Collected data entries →
━━━
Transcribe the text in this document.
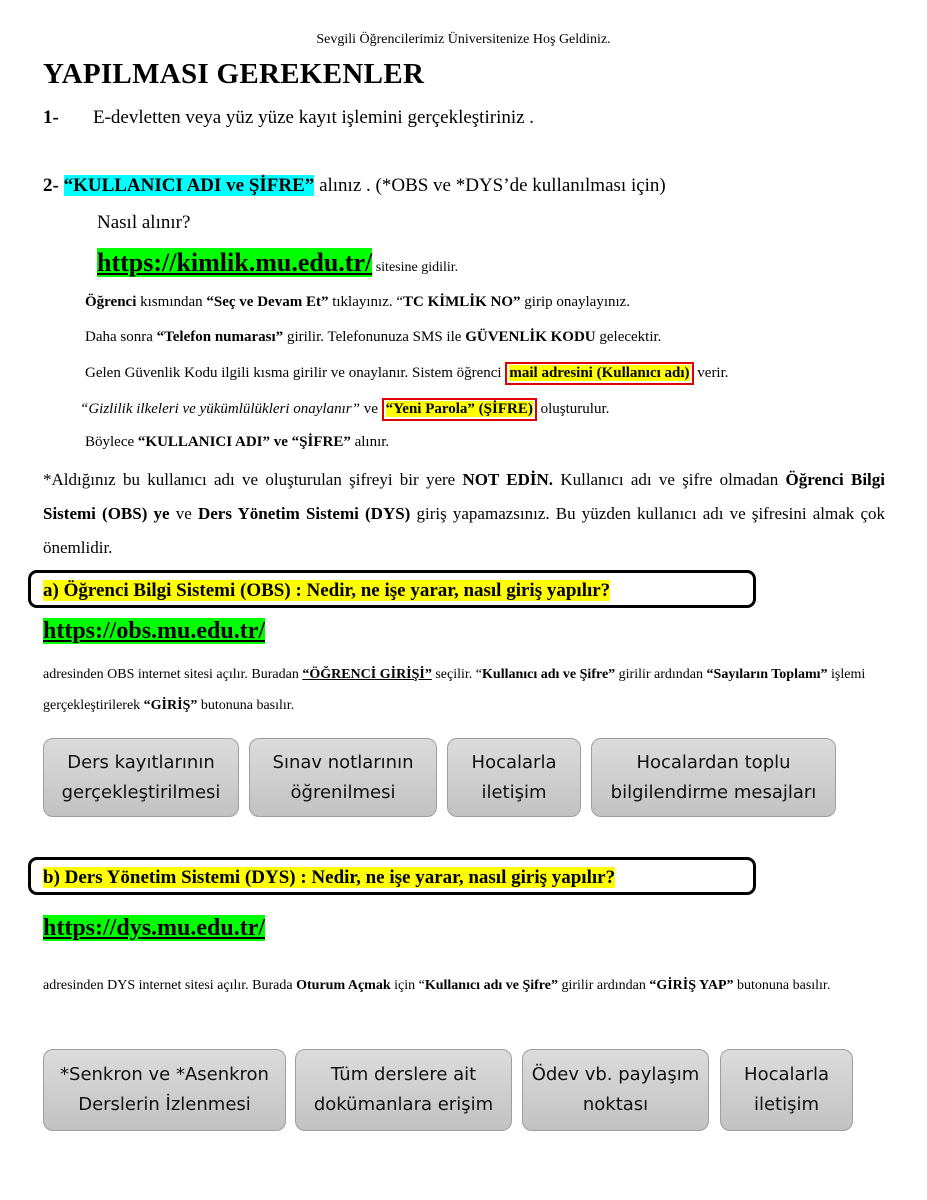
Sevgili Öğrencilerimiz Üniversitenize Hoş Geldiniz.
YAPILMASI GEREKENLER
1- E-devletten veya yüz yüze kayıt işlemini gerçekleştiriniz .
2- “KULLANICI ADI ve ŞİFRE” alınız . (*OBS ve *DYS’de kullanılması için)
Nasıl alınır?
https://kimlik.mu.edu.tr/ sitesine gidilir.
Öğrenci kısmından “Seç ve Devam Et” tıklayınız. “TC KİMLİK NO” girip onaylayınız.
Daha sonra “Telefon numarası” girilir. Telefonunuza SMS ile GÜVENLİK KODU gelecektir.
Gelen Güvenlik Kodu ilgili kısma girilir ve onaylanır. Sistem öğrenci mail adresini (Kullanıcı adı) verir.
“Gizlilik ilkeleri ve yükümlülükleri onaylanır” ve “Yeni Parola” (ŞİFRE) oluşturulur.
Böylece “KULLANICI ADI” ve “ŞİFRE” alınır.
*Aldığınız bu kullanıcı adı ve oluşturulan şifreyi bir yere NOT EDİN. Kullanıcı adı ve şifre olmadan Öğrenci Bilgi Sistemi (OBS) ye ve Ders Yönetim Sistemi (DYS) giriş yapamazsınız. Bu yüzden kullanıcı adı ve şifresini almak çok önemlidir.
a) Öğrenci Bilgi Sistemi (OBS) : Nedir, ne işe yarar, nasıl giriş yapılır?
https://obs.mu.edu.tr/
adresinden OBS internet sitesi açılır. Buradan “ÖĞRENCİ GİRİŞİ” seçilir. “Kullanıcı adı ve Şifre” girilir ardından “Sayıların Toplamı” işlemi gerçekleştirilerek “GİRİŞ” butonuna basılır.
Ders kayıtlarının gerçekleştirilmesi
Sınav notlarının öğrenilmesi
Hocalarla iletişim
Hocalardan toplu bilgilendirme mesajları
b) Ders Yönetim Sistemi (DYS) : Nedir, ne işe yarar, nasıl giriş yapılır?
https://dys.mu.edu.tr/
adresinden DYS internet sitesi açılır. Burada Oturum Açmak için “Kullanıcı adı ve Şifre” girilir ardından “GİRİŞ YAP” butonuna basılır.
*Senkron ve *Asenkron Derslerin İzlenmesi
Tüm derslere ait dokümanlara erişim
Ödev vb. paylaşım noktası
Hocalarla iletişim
━━━
Aim → Every line of text is to be repeated exactly; pictures are left out.

Exercise solution →
Transcribe the text in this document.
Sevgili Öğrencilerimiz Üniversitenize Hoş Geldiniz.
YAPILMASI GEREKENLER
1- E-devletten veya yüz yüze kayıt işlemini gerçekleştiriniz .
2- “KULLANICI ADI ve ŞİFRE” alınız . (*OBS ve *DYS’de kullanılması için)
Nasıl alınır?
https://kimlik.mu.edu.tr/ sitesine gidilir.
Öğrenci kısmından “Seç ve Devam Et” tıklayınız. “TC KİMLİK NO” girip onaylayınız.
Daha sonra “Telefon numarası” girilir. Telefonunuza SMS ile GÜVENLİK KODU gelecektir.
Gelen Güvenlik Kodu ilgili kısma girilir ve onaylanır. Sistem öğrenci mail adresini (Kullanıcı adı) verir.
“Gizlilik ilkeleri ve yükümlülükleri onaylanır” ve “Yeni Parola” (ŞİFRE) oluşturulur.
Böylece “KULLANICI ADI” ve “ŞİFRE” alınır.
*Aldığınız bu kullanıcı adı ve oluşturulan şifreyi bir yere NOT EDİN. Kullanıcı adı ve şifre olmadan Öğrenci Bilgi Sistemi (OBS) ye ve Ders Yönetim Sistemi (DYS) giriş yapamazsınız. Bu yüzden kullanıcı adı ve şifresini almak çok önemlidir.
a) Öğrenci Bilgi Sistemi (OBS) : Nedir, ne işe yarar, nasıl giriş yapılır?
https://obs.mu.edu.tr/
adresinden OBS internet sitesi açılır. Buradan “ÖĞRENCİ GİRİŞİ” seçilir. “Kullanıcı adı ve Şifre” girilir ardından “Sayıların Toplamı” işlemi gerçekleştirilerek “GİRİŞ” butonuna basılır.
Ders kayıtlarının gerçekleştirilmesi
Sınav notlarının öğrenilmesi
Hocalarla iletişim
Hocalardan toplu bilgilendirme mesajları
b) Ders Yönetim Sistemi (DYS) : Nedir, ne işe yarar, nasıl giriş yapılır?
https://dys.mu.edu.tr/
adresinden DYS internet sitesi açılır. Burada Oturum Açmak için “Kullanıcı adı ve Şifre” girilir ardından “GİRİŞ YAP” butonuna basılır.
*Senkron ve *Asenkron Derslerin İzlenmesi
Tüm derslere ait dokümanlara erişim
Ödev vb. paylaşım noktası
Hocalarla iletişim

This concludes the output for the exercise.